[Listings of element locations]

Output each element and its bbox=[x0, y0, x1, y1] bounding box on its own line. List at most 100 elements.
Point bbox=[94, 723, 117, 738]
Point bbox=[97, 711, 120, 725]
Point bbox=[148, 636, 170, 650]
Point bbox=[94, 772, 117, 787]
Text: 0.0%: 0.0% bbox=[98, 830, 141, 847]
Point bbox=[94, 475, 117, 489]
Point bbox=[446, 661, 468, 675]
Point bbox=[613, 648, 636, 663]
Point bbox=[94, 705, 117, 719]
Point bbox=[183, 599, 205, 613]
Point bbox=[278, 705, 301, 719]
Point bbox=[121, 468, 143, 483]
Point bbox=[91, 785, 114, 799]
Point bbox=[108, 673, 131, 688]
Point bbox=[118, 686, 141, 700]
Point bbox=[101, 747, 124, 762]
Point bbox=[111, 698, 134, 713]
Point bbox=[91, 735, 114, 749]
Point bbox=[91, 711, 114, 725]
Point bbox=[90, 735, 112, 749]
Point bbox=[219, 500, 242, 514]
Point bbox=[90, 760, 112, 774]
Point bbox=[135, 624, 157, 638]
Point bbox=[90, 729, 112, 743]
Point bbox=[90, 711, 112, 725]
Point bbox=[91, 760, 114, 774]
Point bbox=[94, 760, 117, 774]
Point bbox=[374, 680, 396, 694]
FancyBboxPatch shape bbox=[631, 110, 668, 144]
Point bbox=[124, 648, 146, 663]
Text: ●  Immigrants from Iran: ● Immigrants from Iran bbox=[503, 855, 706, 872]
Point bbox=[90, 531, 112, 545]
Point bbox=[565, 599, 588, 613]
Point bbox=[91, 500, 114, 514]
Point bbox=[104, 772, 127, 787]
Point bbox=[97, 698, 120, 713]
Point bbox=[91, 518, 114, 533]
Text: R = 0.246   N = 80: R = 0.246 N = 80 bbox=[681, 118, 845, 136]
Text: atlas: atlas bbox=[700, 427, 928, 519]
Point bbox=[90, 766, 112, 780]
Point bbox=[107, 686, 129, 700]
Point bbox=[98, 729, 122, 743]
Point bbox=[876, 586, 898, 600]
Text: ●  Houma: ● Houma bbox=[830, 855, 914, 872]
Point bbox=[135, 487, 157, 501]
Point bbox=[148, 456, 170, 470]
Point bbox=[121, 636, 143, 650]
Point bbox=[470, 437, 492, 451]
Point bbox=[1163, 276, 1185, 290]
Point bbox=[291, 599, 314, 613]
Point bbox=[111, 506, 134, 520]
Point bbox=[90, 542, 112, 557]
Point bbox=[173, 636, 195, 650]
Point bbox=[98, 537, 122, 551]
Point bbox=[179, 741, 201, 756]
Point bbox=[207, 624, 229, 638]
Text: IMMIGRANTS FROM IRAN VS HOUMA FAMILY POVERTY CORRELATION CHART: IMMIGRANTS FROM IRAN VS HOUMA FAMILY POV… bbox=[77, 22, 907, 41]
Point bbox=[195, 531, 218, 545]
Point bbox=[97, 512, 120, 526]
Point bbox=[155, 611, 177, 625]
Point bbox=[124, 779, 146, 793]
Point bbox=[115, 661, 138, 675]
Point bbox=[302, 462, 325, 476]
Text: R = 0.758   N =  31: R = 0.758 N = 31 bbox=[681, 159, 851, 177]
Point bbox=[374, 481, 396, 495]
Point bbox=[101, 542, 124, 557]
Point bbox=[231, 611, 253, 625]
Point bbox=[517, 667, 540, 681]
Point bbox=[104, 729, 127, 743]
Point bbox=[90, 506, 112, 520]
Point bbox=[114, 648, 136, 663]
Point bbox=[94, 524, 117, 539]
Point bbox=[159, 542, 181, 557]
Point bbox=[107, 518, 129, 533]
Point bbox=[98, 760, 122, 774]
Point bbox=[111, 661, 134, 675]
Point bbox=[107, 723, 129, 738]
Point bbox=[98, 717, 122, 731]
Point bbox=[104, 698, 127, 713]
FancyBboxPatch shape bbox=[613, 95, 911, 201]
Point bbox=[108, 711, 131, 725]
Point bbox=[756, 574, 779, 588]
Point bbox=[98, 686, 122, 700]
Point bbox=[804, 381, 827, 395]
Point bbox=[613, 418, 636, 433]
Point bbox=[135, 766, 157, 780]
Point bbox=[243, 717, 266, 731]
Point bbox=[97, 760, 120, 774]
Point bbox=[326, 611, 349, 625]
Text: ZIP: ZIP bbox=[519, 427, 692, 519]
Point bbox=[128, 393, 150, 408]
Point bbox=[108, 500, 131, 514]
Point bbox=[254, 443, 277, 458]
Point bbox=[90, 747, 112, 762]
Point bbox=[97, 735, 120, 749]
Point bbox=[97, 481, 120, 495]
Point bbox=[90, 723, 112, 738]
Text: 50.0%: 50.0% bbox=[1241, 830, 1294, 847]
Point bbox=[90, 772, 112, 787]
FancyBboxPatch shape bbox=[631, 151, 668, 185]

◆ Aim of the task: Please rewrite every line of the items above as a Markdown table with the columns "Row" and "Line", numbering the rows in order and leaving out blank lines.

◆ Output for this task:
| Row | Line |
|---|---|
| 1 | Output each element and its bbox=[x0, y0, x1, y1] bounding box on its own line. List at most 100 elements. |
| 2 | Point bbox=[94, 723, 117, 738] |
| 3 | Point bbox=[97, 711, 120, 725] |
| 4 | Point bbox=[148, 636, 170, 650] |
| 5 | Point bbox=[94, 772, 117, 787] |
| 6 | Text: 0.0%: 0.0% bbox=[98, 830, 141, 847] |
| 7 | Point bbox=[94, 475, 117, 489] |
| 8 | Point bbox=[446, 661, 468, 675] |
| 9 | Point bbox=[613, 648, 636, 663] |
| 10 | Point bbox=[94, 705, 117, 719] |
| 11 | Point bbox=[183, 599, 205, 613] |
| 12 | Point bbox=[278, 705, 301, 719] |
| 13 | Point bbox=[121, 468, 143, 483] |
| 14 | Point bbox=[91, 785, 114, 799] |
| 15 | Point bbox=[108, 673, 131, 688] |
| 16 | Point bbox=[118, 686, 141, 700] |
| 17 | Point bbox=[101, 747, 124, 762] |
| 18 | Point bbox=[111, 698, 134, 713] |
| 19 | Point bbox=[91, 735, 114, 749] |
| 20 | Point bbox=[91, 711, 114, 725] |
| 21 | Point bbox=[90, 735, 112, 749] |
| 22 | Point bbox=[219, 500, 242, 514] |
| 23 | Point bbox=[90, 760, 112, 774] |
| 24 | Point bbox=[135, 624, 157, 638] |
| 25 | Point bbox=[90, 729, 112, 743] |
| 26 | Point bbox=[90, 711, 112, 725] |
| 27 | Point bbox=[91, 760, 114, 774] |
| 28 | Point bbox=[94, 760, 117, 774] |
| 29 | Point bbox=[374, 680, 396, 694] |
| 30 | FancyBboxPatch shape bbox=[631, 110, 668, 144] |
| 31 | Point bbox=[124, 648, 146, 663] |
| 32 | Text: ●  Immigrants from Iran: ● Immigrants from Iran bbox=[503, 855, 706, 872] |
| 33 | Point bbox=[90, 531, 112, 545] |
| 34 | Point bbox=[565, 599, 588, 613] |
| 35 | Point bbox=[91, 500, 114, 514] |
| 36 | Point bbox=[104, 772, 127, 787] |
| 37 | Point bbox=[97, 698, 120, 713] |
| 38 | Point bbox=[91, 518, 114, 533] |
| 39 | Text: R = 0.246   N = 80: R = 0.246 N = 80 bbox=[681, 118, 845, 136] |
| 40 | Text: atlas: atlas bbox=[700, 427, 928, 519] |
| 41 | Point bbox=[90, 766, 112, 780] |
| 42 | Point bbox=[107, 686, 129, 700] |
| 43 | Point bbox=[98, 729, 122, 743] |
| 44 | Point bbox=[876, 586, 898, 600] |
| 45 | Text: ●  Houma: ● Houma bbox=[830, 855, 914, 872] |
| 46 | Point bbox=[135, 487, 157, 501] |
| 47 | Point bbox=[148, 456, 170, 470] |
| 48 | Point bbox=[121, 636, 143, 650] |
| 49 | Point bbox=[470, 437, 492, 451] |
| 50 | Point bbox=[1163, 276, 1185, 290] |
| 51 | Point bbox=[291, 599, 314, 613] |
| 52 | Point bbox=[111, 506, 134, 520] |
| 53 | Point bbox=[90, 542, 112, 557] |
| 54 | Point bbox=[173, 636, 195, 650] |
| 55 | Point bbox=[98, 537, 122, 551] |
| 56 | Point bbox=[179, 741, 201, 756] |
| 57 | Point bbox=[207, 624, 229, 638] |
| 58 | Text: IMMIGRANTS FROM IRAN VS HOUMA FAMILY POVERTY CORRELATION CHART: IMMIGRANTS FROM IRAN VS HOUMA FAMILY POV… bbox=[77, 22, 907, 41] |
| 59 | Point bbox=[195, 531, 218, 545] |
| 60 | Point bbox=[97, 512, 120, 526] |
| 61 | Point bbox=[155, 611, 177, 625] |
| 62 | Point bbox=[124, 779, 146, 793] |
| 63 | Point bbox=[115, 661, 138, 675] |
| 64 | Point bbox=[302, 462, 325, 476] |
| 65 | Text: R = 0.758   N =  31: R = 0.758 N = 31 bbox=[681, 159, 851, 177] |
| 66 | Point bbox=[374, 481, 396, 495] |
| 67 | Point bbox=[101, 542, 124, 557] |
| 68 | Point bbox=[231, 611, 253, 625] |
| 69 | Point bbox=[517, 667, 540, 681] |
| 70 | Point bbox=[104, 729, 127, 743] |
| 71 | Point bbox=[90, 506, 112, 520] |
| 72 | Point bbox=[114, 648, 136, 663] |
| 73 | Point bbox=[94, 524, 117, 539] |
| 74 | Point bbox=[159, 542, 181, 557] |
| 75 | Point bbox=[107, 518, 129, 533] |
| 76 | Point bbox=[98, 760, 122, 774] |
| 77 | Point bbox=[111, 661, 134, 675] |
| 78 | Point bbox=[107, 723, 129, 738] |
| 79 | Point bbox=[98, 717, 122, 731] |
| 80 | Point bbox=[104, 698, 127, 713] |
| 81 | FancyBboxPatch shape bbox=[613, 95, 911, 201] |
| 82 | Point bbox=[108, 711, 131, 725] |
| 83 | Point bbox=[756, 574, 779, 588] |
| 84 | Point bbox=[98, 686, 122, 700] |
| 85 | Point bbox=[804, 381, 827, 395] |
| 86 | Point bbox=[613, 418, 636, 433] |
| 87 | Point bbox=[135, 766, 157, 780] |
| 88 | Point bbox=[243, 717, 266, 731] |
| 89 | Point bbox=[97, 760, 120, 774] |
| 90 | Point bbox=[326, 611, 349, 625] |
| 91 | Text: ZIP: ZIP bbox=[519, 427, 692, 519] |
| 92 | Point bbox=[128, 393, 150, 408] |
| 93 | Point bbox=[108, 500, 131, 514] |
| 94 | Point bbox=[254, 443, 277, 458] |
| 95 | Point bbox=[90, 747, 112, 762] |
| 96 | Point bbox=[97, 735, 120, 749] |
| 97 | Point bbox=[97, 481, 120, 495] |
| 98 | Point bbox=[90, 723, 112, 738] |
| 99 | Text: 50.0%: 50.0% bbox=[1241, 830, 1294, 847] |
| 100 | Point bbox=[90, 772, 112, 787] |
| 101 | FancyBboxPatch shape bbox=[631, 151, 668, 185] |